» **THE REQUEST**:
Every record should be repeated exactly, except that pictures are left out.

▼▼▼

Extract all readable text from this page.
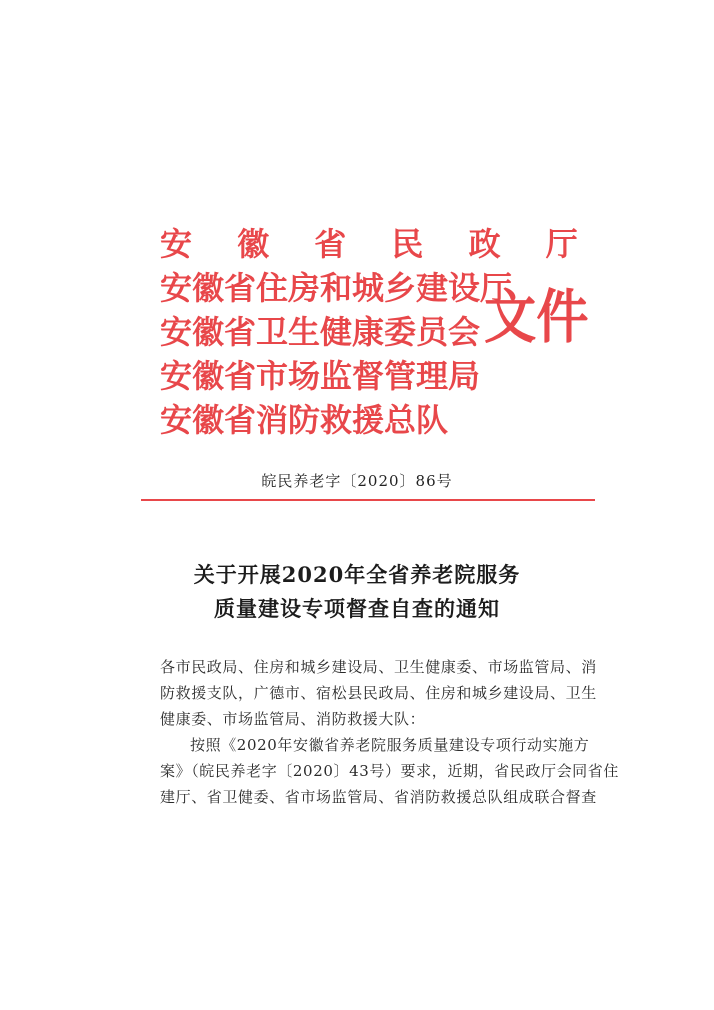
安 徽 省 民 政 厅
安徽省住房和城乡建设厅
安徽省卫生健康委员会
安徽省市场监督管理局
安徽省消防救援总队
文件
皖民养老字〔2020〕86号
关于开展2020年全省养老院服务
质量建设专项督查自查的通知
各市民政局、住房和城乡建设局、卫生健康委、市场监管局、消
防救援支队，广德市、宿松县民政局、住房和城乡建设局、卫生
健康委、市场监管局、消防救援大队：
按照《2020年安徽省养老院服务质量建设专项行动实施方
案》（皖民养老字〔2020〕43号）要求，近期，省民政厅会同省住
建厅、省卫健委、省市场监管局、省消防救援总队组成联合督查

▲▲▲

» **PROBLEM SOLUTION**:
Extract all readable text from this page.
安 徽 省 民 政 厅
安徽省住房和城乡建设厅
安徽省卫生健康委员会
安徽省市场监督管理局
安徽省消防救援总队
文件
皖民养老字〔2020〕86号
关于开展2020年全省养老院服务
质量建设专项督查自查的通知
各市民政局、住房和城乡建设局、卫生健康委、市场监管局、消
防救援支队，广德市、宿松县民政局、住房和城乡建设局、卫生
健康委、市场监管局、消防救援大队：
按照《2020年安徽省养老院服务质量建设专项行动实施方
案》（皖民养老字〔2020〕43号）要求，近期，省民政厅会同省住
建厅、省卫健委、省市场监管局、省消防救援总队组成联合督查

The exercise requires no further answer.